Records that describe figures

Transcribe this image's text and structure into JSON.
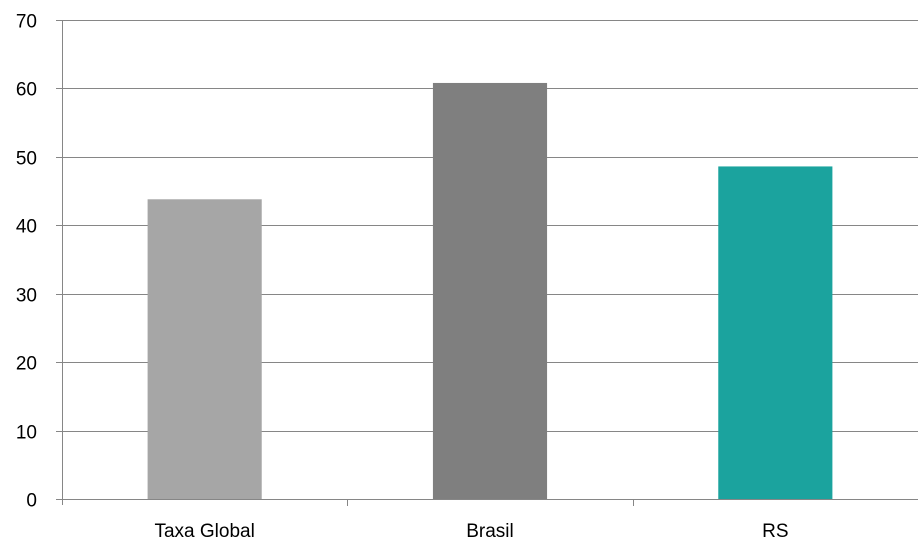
{
  "chart_data": {
    "type": "bar",
    "title": "",
    "xlabel": "",
    "ylabel": "",
    "categories": [
      "Taxa Global",
      "Brasil",
      "RS"
    ],
    "values": [
      43.8,
      60.8,
      48.6
    ],
    "bar_colors": [
      "#a6a6a6",
      "#7f7f7f",
      "#1ba39e"
    ],
    "ylim": [
      0,
      70
    ],
    "yticks": [
      0,
      10,
      20,
      30,
      40,
      50,
      60,
      70
    ],
    "grid": true,
    "legend": "none"
  }
}
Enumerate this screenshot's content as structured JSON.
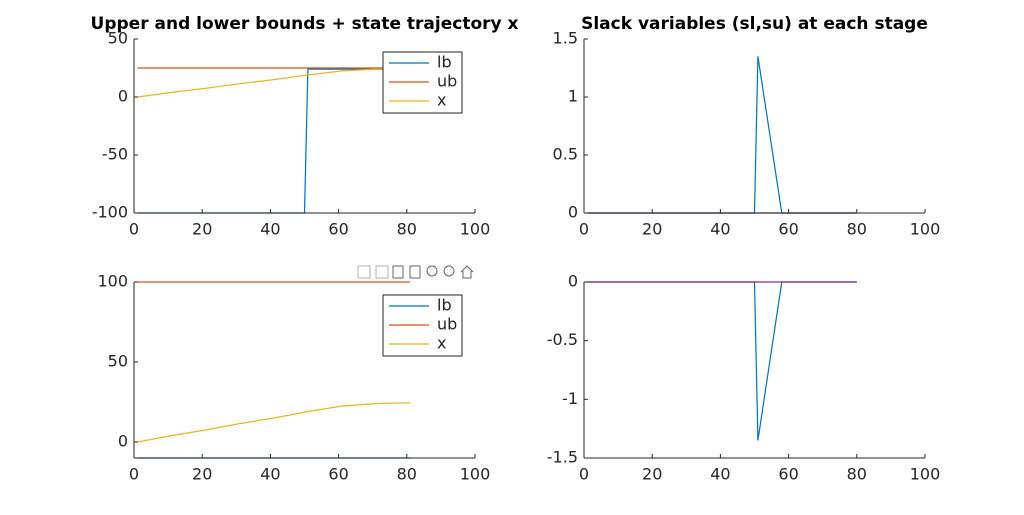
{
  "chart_data": [
    {
      "type": "line",
      "title": "Upper and lower bounds + state trajectory x",
      "xlim": [
        0,
        100
      ],
      "xticks": [
        0,
        20,
        40,
        60,
        80,
        100
      ],
      "ylim": [
        -100,
        50
      ],
      "yticks": [
        -100,
        -50,
        0,
        50
      ],
      "legend": "northeast",
      "series": [
        {
          "name": "lb",
          "color": "#0072bd",
          "x": [
            1,
            50,
            51,
            81
          ],
          "values": [
            -100,
            -100,
            24,
            24
          ]
        },
        {
          "name": "ub",
          "color": "#d95319",
          "x": [
            1,
            81
          ],
          "values": [
            25,
            25
          ]
        },
        {
          "name": "x",
          "color": "#edb120",
          "x": [
            1,
            11,
            21,
            31,
            41,
            51,
            61,
            71,
            81
          ],
          "values": [
            0,
            4,
            7.5,
            11.5,
            15,
            19,
            22.5,
            24,
            24.5
          ]
        }
      ]
    },
    {
      "type": "line",
      "title": "Slack variables (sl,su) at each stage",
      "xlim": [
        0,
        100
      ],
      "xticks": [
        0,
        20,
        40,
        60,
        80,
        100
      ],
      "ylim": [
        0,
        1.5
      ],
      "yticks": [
        0,
        0.5,
        1,
        1.5
      ],
      "series": [
        {
          "color": "#0072bd",
          "x": [
            1,
            50,
            51,
            58,
            80
          ],
          "values": [
            0,
            0,
            1.35,
            0,
            0
          ]
        },
        {
          "color": "#7e2f8e",
          "x": [
            1,
            80
          ],
          "values": [
            0,
            0
          ]
        }
      ]
    },
    {
      "type": "line",
      "xlim": [
        0,
        100
      ],
      "xticks": [
        0,
        20,
        40,
        60,
        80,
        100
      ],
      "ylim": [
        -10,
        100
      ],
      "yticks": [
        0,
        50,
        100
      ],
      "legend": "northeast",
      "series": [
        {
          "name": "lb",
          "color": "#0072bd",
          "x": [
            1,
            81
          ],
          "values": [
            -10,
            -10
          ]
        },
        {
          "name": "ub",
          "color": "#d95319",
          "x": [
            1,
            81
          ],
          "values": [
            100,
            100
          ]
        },
        {
          "name": "x",
          "color": "#edb120",
          "x": [
            1,
            11,
            21,
            31,
            41,
            51,
            61,
            71,
            81
          ],
          "values": [
            0,
            4,
            7.5,
            11.5,
            15,
            19,
            22.5,
            24,
            24.5
          ]
        }
      ]
    },
    {
      "type": "line",
      "xlim": [
        0,
        100
      ],
      "xticks": [
        0,
        20,
        40,
        60,
        80,
        100
      ],
      "ylim": [
        -1.5,
        0
      ],
      "yticks": [
        -1.5,
        -1,
        -0.5,
        0
      ],
      "series": [
        {
          "color": "#0072bd",
          "x": [
            1,
            50,
            51,
            58,
            80
          ],
          "values": [
            0,
            0,
            -1.35,
            0,
            0
          ]
        },
        {
          "color": "#7e2f8e",
          "x": [
            1,
            80
          ],
          "values": [
            0,
            0
          ]
        }
      ]
    }
  ]
}
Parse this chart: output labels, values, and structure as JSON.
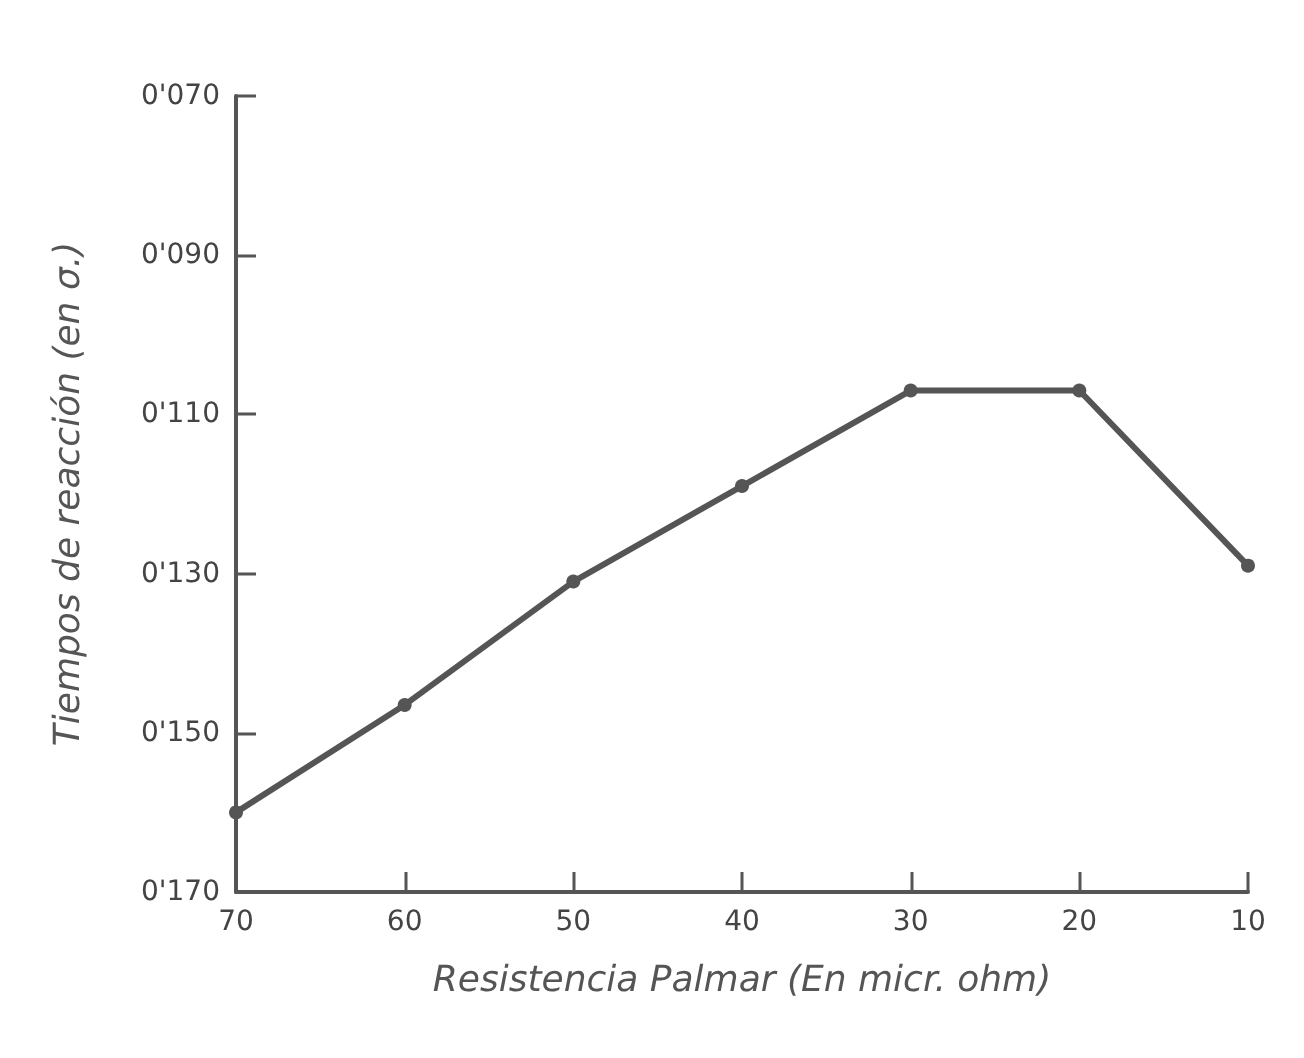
{
  "chart_data": {
    "type": "line",
    "xlabel": "Resistencia Palmar (En micr. ohm)",
    "ylabel": "Tiempos de reacción (en σ.)",
    "x": [
      70,
      60,
      50,
      40,
      30,
      20,
      10
    ],
    "series": [
      {
        "color": "#555555",
        "values": [
          160,
          146.5,
          131,
          119,
          107,
          107,
          129
        ]
      }
    ],
    "xlim": [
      70,
      10
    ],
    "xticks": [
      70,
      60,
      50,
      40,
      30,
      20,
      10
    ],
    "ylim": [
      170,
      70
    ],
    "yticks": [
      {
        "value": 70,
        "label": "0'070"
      },
      {
        "value": 90,
        "label": "0'090"
      },
      {
        "value": 110,
        "label": "0'110"
      },
      {
        "value": 130,
        "label": "0'130"
      },
      {
        "value": 150,
        "label": "0'150"
      },
      {
        "value": 170,
        "label": "0'170"
      }
    ],
    "grid": false,
    "marker": "circle",
    "line_style": "solid"
  }
}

**EXERCISE DESCRIPTION**. Select every line above that contains the word "JSON", and copy it.

**RESULT**.
Transcribe this image's text and structure into JSON.
Enumerate this screenshot's content as structured JSON.
Parse this chart: output labels, values, and structure as JSON.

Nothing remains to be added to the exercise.